● Task instructions
Leave out the pictures and restate the rest of the data exactly.

● Source data
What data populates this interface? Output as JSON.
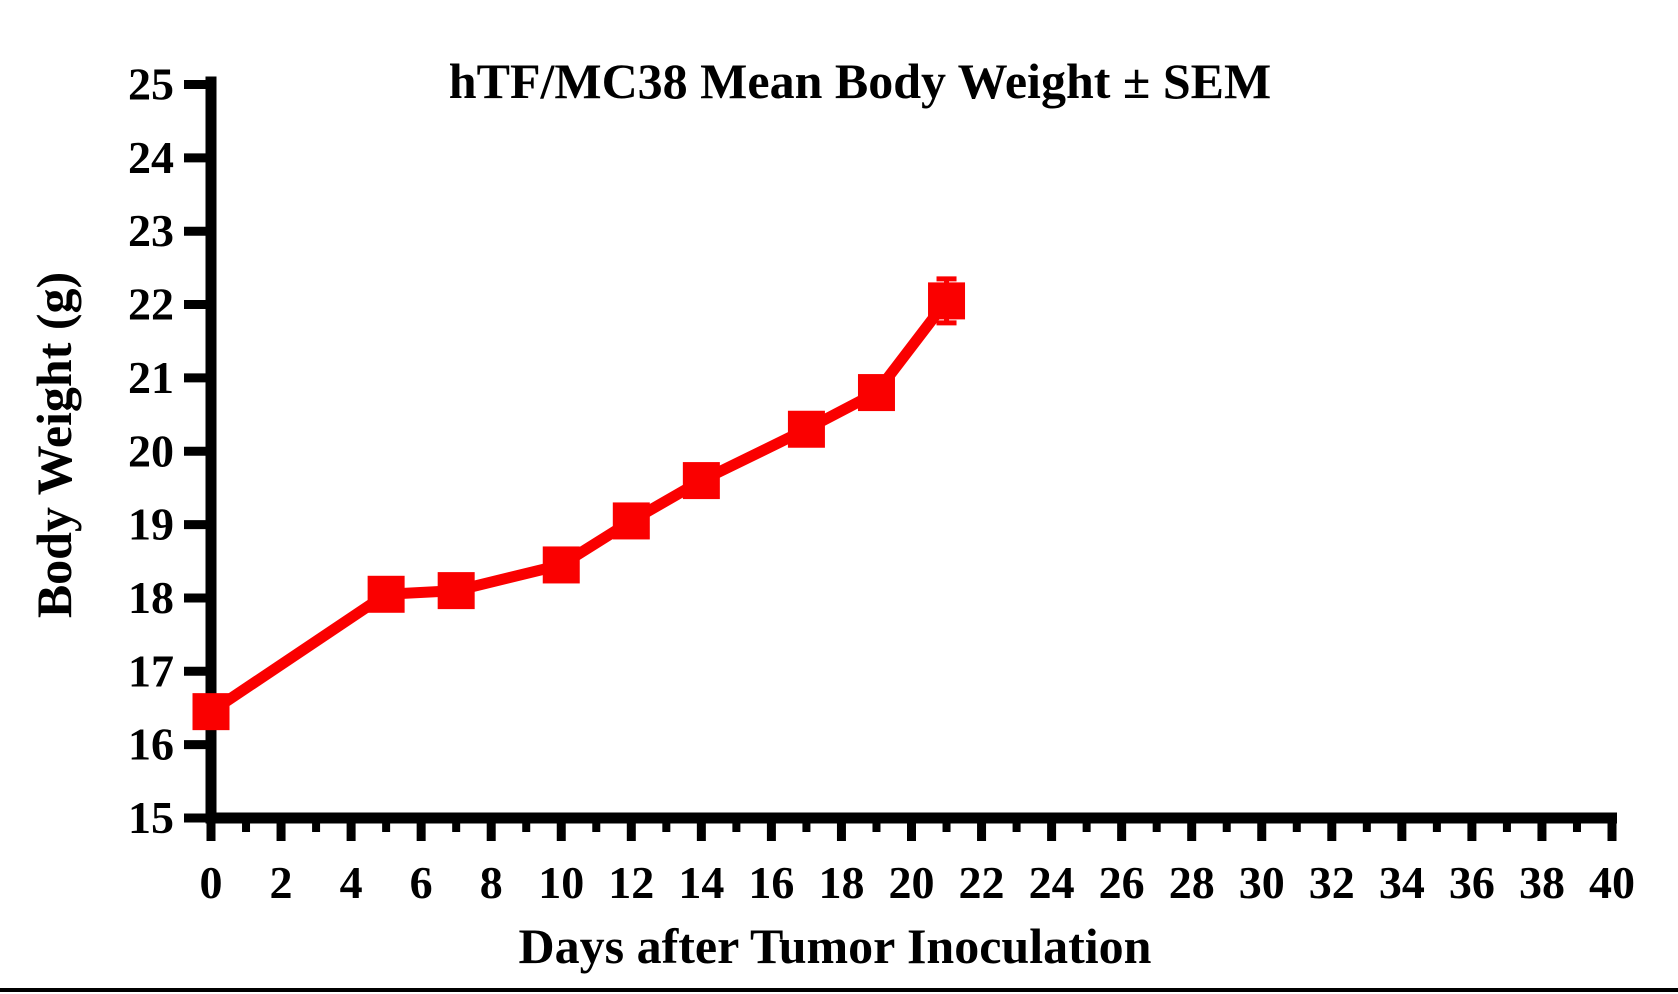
{
  "figure": {
    "title": "hTF/MC38 Mean Body Weight ± SEM",
    "xlabel": "Days after Tumor Inoculation",
    "ylabel": "Body Weight (g)"
  },
  "colors": {
    "series": "#fa0000",
    "axis": "#000000",
    "background": "#ffffff"
  },
  "chart_data": {
    "type": "line",
    "title": "hTF/MC38 Mean Body Weight ± SEM",
    "xlabel": "Days after Tumor Inoculation",
    "ylabel": "Body Weight (g)",
    "xlim": [
      0,
      40
    ],
    "ylim": [
      15,
      25
    ],
    "grid": false,
    "legend": null,
    "x_tick_labels": [
      "0",
      "2",
      "4",
      "6",
      "8",
      "10",
      "12",
      "14",
      "16",
      "18",
      "20",
      "22",
      "24",
      "26",
      "28",
      "30",
      "32",
      "34",
      "36",
      "38",
      "40"
    ],
    "x_minor_tick_step": 1,
    "y_tick_labels": [
      "15",
      "16",
      "17",
      "18",
      "19",
      "20",
      "21",
      "22",
      "23",
      "24",
      "25"
    ],
    "series": [
      {
        "name": "hTF/MC38 mean body weight",
        "color": "#fa0000",
        "marker": "square",
        "points": [
          {
            "day": 0,
            "weight": 16.45,
            "sem": null
          },
          {
            "day": 5,
            "weight": 18.05,
            "sem": null
          },
          {
            "day": 7,
            "weight": 18.1,
            "sem": null
          },
          {
            "day": 10,
            "weight": 18.45,
            "sem": null
          },
          {
            "day": 12,
            "weight": 19.05,
            "sem": null
          },
          {
            "day": 14,
            "weight": 19.6,
            "sem": null
          },
          {
            "day": 17,
            "weight": 20.3,
            "sem": null
          },
          {
            "day": 19,
            "weight": 20.8,
            "sem": null
          },
          {
            "day": 21,
            "weight": 22.05,
            "sem": 0.3
          }
        ]
      }
    ]
  }
}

● Solution
What data populates this interface? Output as JSON.
{
  "figure": {
    "title": "hTF/MC38 Mean Body Weight ± SEM",
    "xlabel": "Days after Tumor Inoculation",
    "ylabel": "Body Weight (g)"
  },
  "colors": {
    "series": "#fa0000",
    "axis": "#000000",
    "background": "#ffffff"
  },
  "chart_data": {
    "type": "line",
    "title": "hTF/MC38 Mean Body Weight ± SEM",
    "xlabel": "Days after Tumor Inoculation",
    "ylabel": "Body Weight (g)",
    "xlim": [
      0,
      40
    ],
    "ylim": [
      15,
      25
    ],
    "grid": false,
    "legend": null,
    "x_tick_labels": [
      "0",
      "2",
      "4",
      "6",
      "8",
      "10",
      "12",
      "14",
      "16",
      "18",
      "20",
      "22",
      "24",
      "26",
      "28",
      "30",
      "32",
      "34",
      "36",
      "38",
      "40"
    ],
    "x_minor_tick_step": 1,
    "y_tick_labels": [
      "15",
      "16",
      "17",
      "18",
      "19",
      "20",
      "21",
      "22",
      "23",
      "24",
      "25"
    ],
    "series": [
      {
        "name": "hTF/MC38 mean body weight",
        "color": "#fa0000",
        "marker": "square",
        "points": [
          {
            "day": 0,
            "weight": 16.45,
            "sem": null
          },
          {
            "day": 5,
            "weight": 18.05,
            "sem": null
          },
          {
            "day": 7,
            "weight": 18.1,
            "sem": null
          },
          {
            "day": 10,
            "weight": 18.45,
            "sem": null
          },
          {
            "day": 12,
            "weight": 19.05,
            "sem": null
          },
          {
            "day": 14,
            "weight": 19.6,
            "sem": null
          },
          {
            "day": 17,
            "weight": 20.3,
            "sem": null
          },
          {
            "day": 19,
            "weight": 20.8,
            "sem": null
          },
          {
            "day": 21,
            "weight": 22.05,
            "sem": 0.3
          }
        ]
      }
    ]
  }
}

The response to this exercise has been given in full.